WHAT THE EXERCISE ASKS: Read the entries below and pull out each line with the string "University".
----------
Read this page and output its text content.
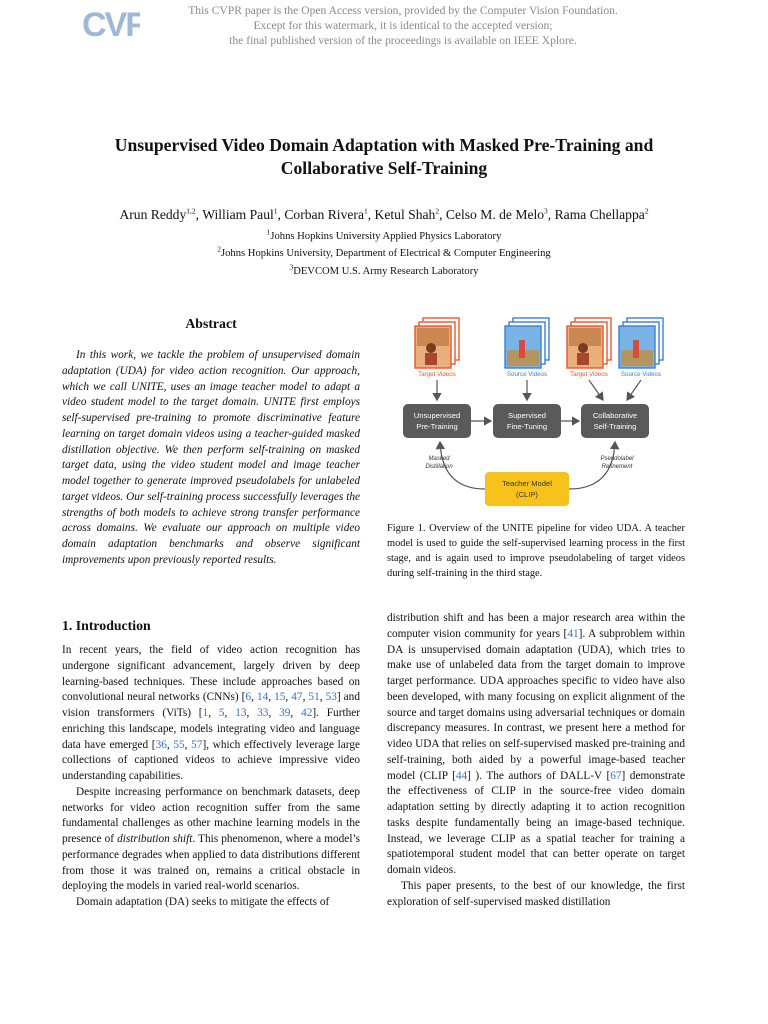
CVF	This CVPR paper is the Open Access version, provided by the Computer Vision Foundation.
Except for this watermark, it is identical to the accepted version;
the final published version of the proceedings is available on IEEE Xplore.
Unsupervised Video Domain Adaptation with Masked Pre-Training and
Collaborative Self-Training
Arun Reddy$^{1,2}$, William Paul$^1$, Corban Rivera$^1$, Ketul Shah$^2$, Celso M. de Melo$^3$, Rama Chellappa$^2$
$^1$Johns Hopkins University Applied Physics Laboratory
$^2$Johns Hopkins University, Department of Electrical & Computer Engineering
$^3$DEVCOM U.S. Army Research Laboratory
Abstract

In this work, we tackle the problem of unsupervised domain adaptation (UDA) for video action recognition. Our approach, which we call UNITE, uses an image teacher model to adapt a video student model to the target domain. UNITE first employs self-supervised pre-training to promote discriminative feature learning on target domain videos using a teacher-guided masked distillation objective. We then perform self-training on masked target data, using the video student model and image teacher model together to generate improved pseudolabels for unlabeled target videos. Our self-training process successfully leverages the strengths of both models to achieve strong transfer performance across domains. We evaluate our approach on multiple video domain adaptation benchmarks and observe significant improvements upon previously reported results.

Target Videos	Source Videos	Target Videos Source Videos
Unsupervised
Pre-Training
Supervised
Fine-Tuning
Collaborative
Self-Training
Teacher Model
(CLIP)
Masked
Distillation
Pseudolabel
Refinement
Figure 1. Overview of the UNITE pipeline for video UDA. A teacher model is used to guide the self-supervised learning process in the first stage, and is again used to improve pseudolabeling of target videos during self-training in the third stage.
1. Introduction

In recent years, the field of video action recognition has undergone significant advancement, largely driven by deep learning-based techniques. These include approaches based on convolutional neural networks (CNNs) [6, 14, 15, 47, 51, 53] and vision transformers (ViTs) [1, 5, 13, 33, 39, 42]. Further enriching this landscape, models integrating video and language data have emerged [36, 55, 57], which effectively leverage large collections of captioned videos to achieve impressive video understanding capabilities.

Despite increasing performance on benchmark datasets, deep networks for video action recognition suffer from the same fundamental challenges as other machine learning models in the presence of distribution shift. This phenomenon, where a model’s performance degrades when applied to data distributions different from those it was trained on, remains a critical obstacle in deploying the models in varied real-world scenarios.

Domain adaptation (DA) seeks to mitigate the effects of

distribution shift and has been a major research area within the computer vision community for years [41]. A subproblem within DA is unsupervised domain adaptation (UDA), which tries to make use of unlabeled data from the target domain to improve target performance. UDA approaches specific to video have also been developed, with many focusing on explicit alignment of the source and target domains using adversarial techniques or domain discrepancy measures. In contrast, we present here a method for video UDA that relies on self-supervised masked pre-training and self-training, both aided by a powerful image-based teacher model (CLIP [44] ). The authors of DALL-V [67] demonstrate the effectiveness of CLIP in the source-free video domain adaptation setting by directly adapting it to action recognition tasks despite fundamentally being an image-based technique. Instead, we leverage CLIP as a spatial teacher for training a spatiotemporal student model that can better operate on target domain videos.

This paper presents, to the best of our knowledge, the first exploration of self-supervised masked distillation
----------
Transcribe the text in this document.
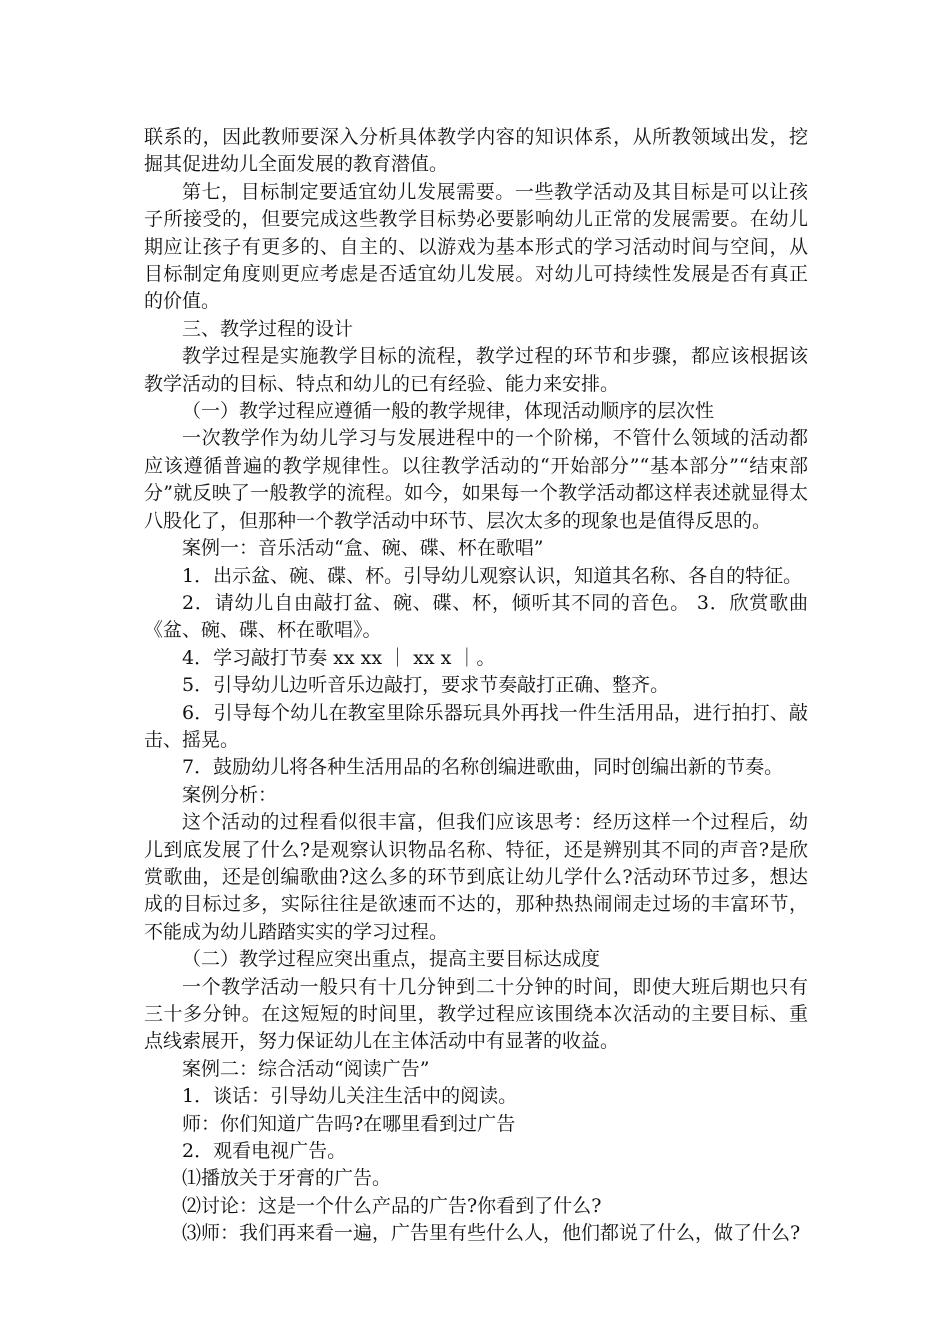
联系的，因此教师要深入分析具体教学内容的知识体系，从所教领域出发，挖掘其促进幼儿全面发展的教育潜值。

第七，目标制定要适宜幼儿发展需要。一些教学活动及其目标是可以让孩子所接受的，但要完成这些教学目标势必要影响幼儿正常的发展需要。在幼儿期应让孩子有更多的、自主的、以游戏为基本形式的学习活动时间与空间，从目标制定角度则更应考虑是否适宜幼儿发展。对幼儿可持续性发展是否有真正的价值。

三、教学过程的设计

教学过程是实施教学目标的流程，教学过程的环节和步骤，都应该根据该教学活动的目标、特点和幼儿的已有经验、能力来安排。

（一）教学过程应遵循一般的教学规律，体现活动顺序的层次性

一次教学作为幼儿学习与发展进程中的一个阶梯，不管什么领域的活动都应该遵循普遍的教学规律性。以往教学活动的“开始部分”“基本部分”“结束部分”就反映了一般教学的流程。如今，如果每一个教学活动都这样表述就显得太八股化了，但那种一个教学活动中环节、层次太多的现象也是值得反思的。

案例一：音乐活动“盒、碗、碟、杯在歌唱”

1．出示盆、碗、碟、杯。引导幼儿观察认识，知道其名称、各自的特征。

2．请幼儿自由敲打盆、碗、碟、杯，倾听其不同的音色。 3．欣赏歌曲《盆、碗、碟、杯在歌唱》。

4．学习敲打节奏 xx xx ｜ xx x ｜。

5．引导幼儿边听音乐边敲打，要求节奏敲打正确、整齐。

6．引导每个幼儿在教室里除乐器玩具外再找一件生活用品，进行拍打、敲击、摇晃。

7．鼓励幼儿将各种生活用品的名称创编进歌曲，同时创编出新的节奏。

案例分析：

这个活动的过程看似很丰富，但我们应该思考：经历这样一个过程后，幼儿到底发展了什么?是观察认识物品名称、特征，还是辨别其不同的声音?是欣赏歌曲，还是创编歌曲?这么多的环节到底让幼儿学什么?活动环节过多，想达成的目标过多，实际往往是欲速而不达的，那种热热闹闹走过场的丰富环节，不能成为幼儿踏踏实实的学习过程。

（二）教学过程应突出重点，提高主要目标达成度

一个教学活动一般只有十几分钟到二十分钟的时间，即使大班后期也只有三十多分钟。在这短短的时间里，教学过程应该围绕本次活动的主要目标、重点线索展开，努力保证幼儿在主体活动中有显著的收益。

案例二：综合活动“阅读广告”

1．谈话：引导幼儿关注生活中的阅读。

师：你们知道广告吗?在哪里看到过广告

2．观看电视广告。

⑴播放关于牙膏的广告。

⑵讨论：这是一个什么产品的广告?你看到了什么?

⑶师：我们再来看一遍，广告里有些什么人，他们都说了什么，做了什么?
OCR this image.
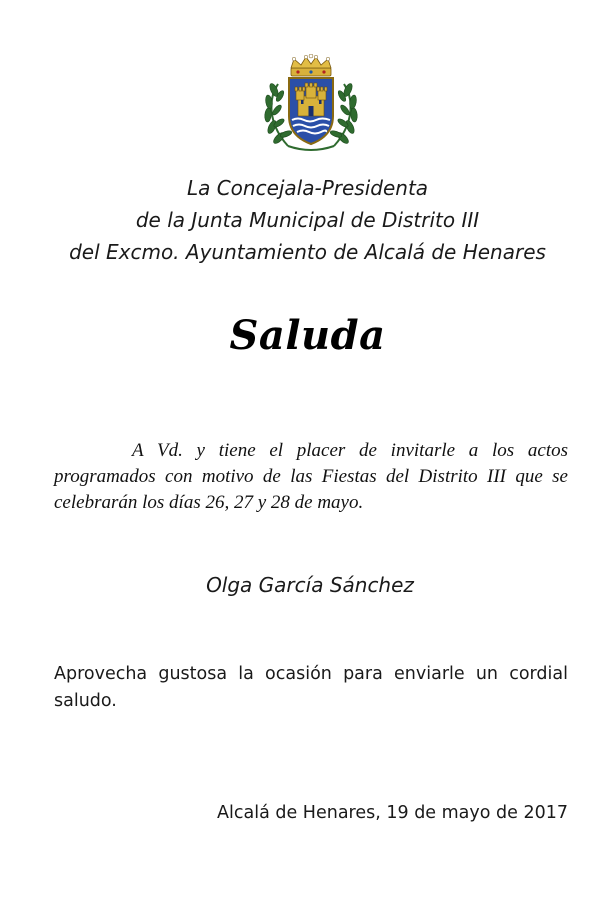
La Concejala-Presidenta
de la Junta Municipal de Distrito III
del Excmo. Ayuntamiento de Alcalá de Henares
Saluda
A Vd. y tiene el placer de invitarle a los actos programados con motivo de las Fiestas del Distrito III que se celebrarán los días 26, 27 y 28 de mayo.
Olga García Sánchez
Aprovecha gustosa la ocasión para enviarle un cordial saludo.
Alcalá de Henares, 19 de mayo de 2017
----------
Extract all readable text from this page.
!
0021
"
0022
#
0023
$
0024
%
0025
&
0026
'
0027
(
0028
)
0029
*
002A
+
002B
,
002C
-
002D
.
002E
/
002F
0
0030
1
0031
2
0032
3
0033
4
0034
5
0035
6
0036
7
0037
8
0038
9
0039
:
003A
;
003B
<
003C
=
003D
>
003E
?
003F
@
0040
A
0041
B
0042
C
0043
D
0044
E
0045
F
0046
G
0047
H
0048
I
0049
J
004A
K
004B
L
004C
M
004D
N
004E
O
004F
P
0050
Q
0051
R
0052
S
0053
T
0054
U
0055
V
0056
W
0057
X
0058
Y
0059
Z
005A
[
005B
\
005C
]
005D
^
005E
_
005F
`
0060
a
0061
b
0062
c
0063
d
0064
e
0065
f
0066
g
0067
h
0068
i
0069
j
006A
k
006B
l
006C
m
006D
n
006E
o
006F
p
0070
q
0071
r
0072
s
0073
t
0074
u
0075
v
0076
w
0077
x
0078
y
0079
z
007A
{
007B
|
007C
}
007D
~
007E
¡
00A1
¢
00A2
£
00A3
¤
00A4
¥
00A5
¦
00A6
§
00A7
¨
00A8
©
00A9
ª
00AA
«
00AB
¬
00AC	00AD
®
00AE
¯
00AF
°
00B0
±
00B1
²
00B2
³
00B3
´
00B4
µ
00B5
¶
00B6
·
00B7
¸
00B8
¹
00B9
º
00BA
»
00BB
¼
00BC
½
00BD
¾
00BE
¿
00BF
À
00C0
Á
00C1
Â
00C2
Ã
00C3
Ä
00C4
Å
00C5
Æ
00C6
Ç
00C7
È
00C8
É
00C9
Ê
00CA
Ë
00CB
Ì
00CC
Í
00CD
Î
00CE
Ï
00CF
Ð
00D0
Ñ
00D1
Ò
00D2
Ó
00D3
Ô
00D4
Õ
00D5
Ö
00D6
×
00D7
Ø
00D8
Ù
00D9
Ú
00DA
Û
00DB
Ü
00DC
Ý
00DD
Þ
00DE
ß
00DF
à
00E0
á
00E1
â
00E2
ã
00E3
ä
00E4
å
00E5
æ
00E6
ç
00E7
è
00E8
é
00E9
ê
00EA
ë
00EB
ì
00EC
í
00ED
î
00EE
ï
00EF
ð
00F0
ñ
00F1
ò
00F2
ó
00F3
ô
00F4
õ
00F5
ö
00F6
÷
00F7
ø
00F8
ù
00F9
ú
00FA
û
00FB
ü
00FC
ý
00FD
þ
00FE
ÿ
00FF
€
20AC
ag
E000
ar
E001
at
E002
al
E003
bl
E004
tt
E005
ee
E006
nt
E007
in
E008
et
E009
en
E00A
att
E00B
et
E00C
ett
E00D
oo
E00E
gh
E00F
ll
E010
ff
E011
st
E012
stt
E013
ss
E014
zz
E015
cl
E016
----------
SOLUTION BELOW:
$^1$Johns Hopkins University Applied Physics Laboratory
$^2$Johns Hopkins University, Department of Electrical & Computer Engineering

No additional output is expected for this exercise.